- [Provided records]
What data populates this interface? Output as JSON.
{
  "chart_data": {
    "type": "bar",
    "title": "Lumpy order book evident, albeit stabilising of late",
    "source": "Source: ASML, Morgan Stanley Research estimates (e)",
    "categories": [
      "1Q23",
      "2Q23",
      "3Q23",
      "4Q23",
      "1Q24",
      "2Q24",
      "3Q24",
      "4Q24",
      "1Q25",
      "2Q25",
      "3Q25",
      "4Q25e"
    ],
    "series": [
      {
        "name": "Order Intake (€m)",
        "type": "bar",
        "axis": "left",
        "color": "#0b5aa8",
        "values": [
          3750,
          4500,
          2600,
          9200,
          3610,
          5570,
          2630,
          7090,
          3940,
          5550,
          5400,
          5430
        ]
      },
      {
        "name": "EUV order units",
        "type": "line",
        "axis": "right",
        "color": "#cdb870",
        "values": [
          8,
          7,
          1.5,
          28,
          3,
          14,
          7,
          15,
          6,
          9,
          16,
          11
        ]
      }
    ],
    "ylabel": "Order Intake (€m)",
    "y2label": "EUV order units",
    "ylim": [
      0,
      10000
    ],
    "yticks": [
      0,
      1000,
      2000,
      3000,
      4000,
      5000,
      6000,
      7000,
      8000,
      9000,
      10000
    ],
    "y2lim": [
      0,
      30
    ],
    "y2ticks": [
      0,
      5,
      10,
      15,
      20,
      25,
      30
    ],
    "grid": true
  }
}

- [Exercise directions]
In the records above, find each line with the word "units" and copy it.

- [Task solution]
        "name": "EUV order units",
    "y2label": "EUV order units",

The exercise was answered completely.